= GIVEN REQUEST =
List all the lines in these records that hold "more".

= ENTRIES PROVIDED =
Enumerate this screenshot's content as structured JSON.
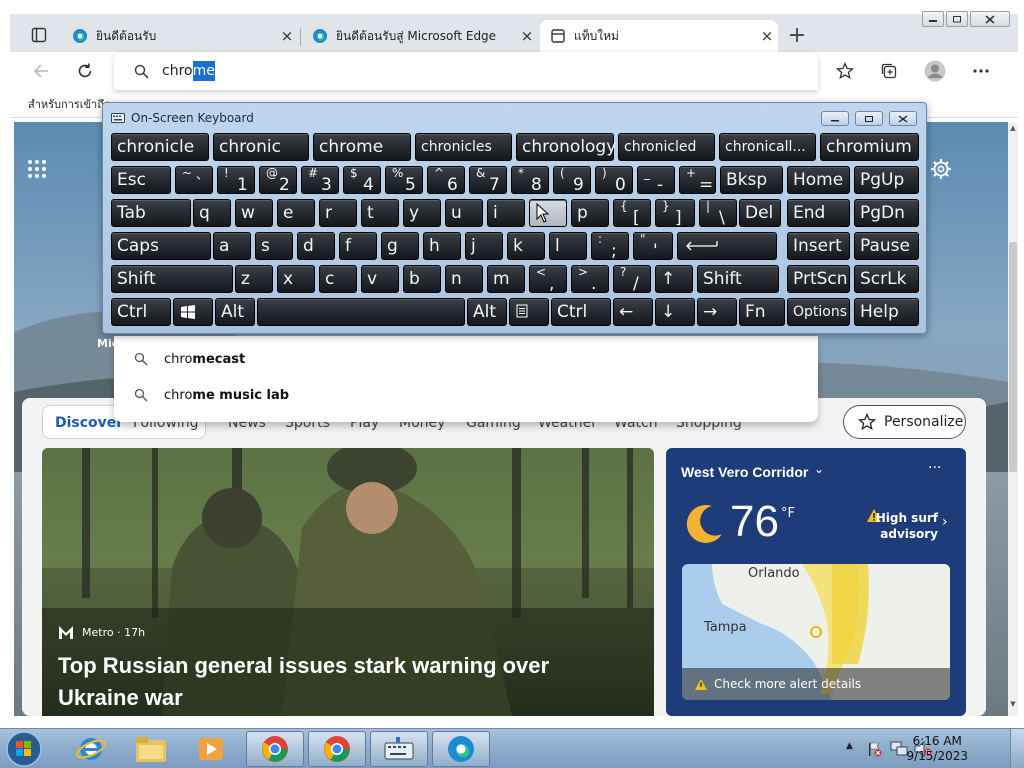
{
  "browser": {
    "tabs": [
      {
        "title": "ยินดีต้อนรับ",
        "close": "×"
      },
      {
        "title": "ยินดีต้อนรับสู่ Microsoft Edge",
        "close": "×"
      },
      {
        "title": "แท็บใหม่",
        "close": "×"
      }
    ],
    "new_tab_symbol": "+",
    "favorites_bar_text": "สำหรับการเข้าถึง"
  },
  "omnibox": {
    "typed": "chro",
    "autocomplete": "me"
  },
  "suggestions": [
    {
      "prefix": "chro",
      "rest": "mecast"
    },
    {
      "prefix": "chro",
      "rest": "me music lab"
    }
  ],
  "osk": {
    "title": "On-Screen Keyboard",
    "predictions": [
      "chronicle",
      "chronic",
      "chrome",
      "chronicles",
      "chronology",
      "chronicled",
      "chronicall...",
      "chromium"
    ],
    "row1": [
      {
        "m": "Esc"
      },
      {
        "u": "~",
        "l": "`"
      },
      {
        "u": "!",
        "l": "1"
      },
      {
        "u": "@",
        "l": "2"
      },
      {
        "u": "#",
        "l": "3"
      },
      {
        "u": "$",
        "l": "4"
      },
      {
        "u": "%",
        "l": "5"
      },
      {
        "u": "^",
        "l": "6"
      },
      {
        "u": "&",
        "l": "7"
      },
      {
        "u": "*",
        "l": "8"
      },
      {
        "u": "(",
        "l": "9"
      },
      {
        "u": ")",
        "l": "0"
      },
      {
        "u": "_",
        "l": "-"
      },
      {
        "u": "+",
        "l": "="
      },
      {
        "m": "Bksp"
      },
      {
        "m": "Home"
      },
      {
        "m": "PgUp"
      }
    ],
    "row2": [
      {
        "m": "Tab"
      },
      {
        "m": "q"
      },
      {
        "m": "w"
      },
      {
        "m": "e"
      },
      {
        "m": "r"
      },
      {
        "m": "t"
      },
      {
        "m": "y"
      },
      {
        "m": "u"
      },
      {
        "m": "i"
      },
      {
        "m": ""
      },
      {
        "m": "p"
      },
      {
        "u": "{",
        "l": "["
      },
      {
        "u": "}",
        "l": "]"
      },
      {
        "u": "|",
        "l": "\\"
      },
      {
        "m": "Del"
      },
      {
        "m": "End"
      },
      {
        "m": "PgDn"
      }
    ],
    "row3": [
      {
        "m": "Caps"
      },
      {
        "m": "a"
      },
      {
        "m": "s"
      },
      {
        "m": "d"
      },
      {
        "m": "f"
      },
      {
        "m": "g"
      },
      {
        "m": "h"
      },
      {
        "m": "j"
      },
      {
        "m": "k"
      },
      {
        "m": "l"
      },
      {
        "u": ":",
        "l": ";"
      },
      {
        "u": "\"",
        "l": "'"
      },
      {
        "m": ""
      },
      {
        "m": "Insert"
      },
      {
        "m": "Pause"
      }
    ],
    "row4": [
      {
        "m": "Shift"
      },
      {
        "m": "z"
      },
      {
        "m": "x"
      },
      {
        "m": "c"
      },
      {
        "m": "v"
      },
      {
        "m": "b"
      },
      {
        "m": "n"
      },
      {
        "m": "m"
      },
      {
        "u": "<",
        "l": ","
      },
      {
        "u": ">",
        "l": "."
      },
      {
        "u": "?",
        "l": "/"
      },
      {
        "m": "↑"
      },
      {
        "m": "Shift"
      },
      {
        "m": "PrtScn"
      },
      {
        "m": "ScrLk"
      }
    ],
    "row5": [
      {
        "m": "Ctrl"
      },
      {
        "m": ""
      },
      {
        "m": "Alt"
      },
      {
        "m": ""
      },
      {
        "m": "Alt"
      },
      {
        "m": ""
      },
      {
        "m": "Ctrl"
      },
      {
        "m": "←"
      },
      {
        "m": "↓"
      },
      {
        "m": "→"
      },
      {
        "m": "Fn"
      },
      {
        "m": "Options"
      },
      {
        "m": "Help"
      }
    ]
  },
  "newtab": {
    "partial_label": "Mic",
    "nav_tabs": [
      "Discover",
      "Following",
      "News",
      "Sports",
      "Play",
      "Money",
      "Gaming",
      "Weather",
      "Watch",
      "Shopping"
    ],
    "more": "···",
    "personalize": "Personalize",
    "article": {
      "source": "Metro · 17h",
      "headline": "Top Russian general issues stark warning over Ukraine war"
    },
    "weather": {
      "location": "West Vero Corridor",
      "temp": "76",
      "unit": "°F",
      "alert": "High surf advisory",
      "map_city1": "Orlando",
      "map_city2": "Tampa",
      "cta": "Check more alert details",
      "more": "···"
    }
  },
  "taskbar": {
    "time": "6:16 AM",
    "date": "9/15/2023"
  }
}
...
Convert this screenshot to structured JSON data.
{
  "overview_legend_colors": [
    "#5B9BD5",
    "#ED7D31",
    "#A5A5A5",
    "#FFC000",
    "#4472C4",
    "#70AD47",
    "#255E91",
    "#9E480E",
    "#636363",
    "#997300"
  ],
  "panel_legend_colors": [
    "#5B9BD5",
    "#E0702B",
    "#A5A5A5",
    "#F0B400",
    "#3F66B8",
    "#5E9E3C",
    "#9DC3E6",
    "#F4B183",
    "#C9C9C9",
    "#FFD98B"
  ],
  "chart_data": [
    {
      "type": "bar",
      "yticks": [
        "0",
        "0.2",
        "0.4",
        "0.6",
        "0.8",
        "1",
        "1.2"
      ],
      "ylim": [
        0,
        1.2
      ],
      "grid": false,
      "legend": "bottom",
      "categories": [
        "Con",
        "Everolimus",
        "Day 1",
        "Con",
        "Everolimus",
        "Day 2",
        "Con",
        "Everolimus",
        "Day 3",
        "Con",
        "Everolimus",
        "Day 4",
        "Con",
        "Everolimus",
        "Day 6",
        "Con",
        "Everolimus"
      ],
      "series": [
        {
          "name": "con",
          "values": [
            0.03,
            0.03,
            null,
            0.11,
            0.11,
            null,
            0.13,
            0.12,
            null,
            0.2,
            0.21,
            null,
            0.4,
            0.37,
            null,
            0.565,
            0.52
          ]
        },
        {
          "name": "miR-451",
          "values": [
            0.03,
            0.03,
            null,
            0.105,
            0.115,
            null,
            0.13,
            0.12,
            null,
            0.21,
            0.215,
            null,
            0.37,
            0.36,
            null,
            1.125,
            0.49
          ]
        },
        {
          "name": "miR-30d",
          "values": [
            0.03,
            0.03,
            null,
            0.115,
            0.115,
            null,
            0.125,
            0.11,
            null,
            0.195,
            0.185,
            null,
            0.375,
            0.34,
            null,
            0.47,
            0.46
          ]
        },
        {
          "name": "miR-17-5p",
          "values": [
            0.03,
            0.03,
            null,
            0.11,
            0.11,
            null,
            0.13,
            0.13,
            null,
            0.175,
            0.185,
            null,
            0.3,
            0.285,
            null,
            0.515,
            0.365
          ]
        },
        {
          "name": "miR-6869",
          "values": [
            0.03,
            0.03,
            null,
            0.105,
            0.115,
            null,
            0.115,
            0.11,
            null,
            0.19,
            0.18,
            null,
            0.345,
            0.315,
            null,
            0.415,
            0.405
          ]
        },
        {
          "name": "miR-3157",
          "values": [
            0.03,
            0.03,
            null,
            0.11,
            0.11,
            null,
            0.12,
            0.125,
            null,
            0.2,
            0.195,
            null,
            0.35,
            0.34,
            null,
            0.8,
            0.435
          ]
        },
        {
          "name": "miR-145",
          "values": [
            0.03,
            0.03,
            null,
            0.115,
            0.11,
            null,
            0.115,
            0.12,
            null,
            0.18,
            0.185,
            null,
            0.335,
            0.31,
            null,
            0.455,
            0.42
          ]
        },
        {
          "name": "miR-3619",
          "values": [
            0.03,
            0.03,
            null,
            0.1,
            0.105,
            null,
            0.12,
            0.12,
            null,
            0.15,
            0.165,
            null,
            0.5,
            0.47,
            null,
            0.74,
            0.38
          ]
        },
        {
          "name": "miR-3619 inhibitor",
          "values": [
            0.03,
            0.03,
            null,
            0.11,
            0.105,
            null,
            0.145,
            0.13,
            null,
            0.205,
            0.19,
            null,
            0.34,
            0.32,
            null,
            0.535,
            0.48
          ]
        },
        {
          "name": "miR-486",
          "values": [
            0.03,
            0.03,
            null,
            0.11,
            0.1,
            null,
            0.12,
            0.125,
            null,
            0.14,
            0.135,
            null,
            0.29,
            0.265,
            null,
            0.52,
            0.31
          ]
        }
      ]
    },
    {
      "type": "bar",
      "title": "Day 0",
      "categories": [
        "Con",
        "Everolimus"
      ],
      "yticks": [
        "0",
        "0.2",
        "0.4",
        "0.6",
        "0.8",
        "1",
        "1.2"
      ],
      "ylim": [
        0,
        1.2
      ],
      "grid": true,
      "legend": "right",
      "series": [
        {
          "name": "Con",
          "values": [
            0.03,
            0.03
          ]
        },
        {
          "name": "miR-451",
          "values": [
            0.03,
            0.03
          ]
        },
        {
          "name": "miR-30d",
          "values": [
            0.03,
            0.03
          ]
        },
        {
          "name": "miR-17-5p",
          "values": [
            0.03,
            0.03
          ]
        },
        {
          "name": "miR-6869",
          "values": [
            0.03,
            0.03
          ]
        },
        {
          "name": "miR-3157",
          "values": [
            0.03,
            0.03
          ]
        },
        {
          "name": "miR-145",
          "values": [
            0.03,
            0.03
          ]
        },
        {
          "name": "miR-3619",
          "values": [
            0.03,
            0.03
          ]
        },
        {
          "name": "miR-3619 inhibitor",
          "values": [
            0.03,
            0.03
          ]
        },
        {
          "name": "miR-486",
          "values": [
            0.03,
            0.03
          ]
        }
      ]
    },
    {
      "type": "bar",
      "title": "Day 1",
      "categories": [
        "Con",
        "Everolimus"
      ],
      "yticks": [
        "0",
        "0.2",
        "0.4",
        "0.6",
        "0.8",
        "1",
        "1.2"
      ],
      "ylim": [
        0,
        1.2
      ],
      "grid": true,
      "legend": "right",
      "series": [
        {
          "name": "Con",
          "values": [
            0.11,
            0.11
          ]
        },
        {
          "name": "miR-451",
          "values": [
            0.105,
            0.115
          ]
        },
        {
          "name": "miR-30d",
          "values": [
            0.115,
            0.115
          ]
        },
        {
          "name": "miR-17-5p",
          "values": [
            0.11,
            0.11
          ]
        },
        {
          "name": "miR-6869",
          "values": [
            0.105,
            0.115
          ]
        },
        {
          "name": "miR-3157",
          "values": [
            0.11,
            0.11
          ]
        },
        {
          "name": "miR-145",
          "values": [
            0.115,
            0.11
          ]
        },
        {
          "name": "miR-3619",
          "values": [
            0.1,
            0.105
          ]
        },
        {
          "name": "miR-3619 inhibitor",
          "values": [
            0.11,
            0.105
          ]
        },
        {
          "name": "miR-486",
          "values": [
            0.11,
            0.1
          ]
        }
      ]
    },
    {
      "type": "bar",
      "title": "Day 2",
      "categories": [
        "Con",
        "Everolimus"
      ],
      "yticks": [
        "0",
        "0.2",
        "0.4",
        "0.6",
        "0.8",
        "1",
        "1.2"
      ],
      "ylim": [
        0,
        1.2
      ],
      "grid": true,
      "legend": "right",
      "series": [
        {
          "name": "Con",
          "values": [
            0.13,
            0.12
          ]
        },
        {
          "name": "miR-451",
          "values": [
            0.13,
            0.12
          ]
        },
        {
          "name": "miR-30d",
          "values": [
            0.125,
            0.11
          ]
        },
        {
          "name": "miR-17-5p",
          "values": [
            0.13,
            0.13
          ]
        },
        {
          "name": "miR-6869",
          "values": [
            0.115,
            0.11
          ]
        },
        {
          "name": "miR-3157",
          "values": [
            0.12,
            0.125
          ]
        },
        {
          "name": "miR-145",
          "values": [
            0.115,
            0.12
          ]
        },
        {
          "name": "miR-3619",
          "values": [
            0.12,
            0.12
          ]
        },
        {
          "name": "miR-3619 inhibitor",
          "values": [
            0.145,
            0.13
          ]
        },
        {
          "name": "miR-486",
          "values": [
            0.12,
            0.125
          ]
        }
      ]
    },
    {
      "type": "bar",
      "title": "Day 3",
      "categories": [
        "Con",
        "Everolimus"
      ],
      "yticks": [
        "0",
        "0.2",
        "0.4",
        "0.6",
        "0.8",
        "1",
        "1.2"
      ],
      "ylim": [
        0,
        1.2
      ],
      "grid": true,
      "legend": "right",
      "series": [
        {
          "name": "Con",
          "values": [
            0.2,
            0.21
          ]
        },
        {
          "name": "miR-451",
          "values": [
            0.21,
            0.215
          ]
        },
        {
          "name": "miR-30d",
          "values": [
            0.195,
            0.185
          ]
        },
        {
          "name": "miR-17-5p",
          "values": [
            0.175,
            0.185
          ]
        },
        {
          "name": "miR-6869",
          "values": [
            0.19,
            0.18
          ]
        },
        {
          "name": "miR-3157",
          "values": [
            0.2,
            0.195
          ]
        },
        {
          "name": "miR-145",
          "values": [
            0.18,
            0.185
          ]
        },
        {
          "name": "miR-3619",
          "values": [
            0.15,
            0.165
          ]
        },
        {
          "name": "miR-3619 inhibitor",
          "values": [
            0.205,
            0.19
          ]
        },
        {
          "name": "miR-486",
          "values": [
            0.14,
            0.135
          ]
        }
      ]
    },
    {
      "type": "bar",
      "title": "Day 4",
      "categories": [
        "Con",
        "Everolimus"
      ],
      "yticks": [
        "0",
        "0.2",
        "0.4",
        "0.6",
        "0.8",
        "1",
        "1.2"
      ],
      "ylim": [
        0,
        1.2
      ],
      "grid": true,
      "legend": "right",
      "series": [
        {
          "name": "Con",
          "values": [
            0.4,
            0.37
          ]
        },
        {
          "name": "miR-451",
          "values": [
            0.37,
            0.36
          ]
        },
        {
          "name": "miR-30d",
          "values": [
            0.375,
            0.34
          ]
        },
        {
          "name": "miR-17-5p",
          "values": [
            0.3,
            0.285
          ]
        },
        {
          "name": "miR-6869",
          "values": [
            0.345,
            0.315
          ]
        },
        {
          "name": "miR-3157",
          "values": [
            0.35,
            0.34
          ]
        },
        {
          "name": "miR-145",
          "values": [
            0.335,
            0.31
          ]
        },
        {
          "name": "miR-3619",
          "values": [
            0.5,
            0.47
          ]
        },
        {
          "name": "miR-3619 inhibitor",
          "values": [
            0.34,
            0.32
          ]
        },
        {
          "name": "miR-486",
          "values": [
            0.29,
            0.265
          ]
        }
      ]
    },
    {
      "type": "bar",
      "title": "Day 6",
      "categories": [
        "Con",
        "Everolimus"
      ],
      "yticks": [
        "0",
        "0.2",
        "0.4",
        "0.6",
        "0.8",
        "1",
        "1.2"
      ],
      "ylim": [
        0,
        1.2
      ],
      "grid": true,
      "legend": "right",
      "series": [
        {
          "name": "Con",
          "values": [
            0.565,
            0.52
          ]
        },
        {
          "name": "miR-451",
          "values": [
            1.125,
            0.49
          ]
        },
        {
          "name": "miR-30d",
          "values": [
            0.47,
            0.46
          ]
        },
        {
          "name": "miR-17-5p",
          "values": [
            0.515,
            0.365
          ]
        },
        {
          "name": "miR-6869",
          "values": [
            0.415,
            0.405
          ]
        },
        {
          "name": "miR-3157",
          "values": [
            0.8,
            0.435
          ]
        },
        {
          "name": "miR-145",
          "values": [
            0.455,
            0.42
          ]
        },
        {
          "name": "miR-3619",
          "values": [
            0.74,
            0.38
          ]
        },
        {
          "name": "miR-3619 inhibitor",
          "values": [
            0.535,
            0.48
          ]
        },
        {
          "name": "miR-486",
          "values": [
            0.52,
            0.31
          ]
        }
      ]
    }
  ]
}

= CORRECT ANSWER =
    "more": "···",
      "cta": "Check more alert details",
      "more": "···"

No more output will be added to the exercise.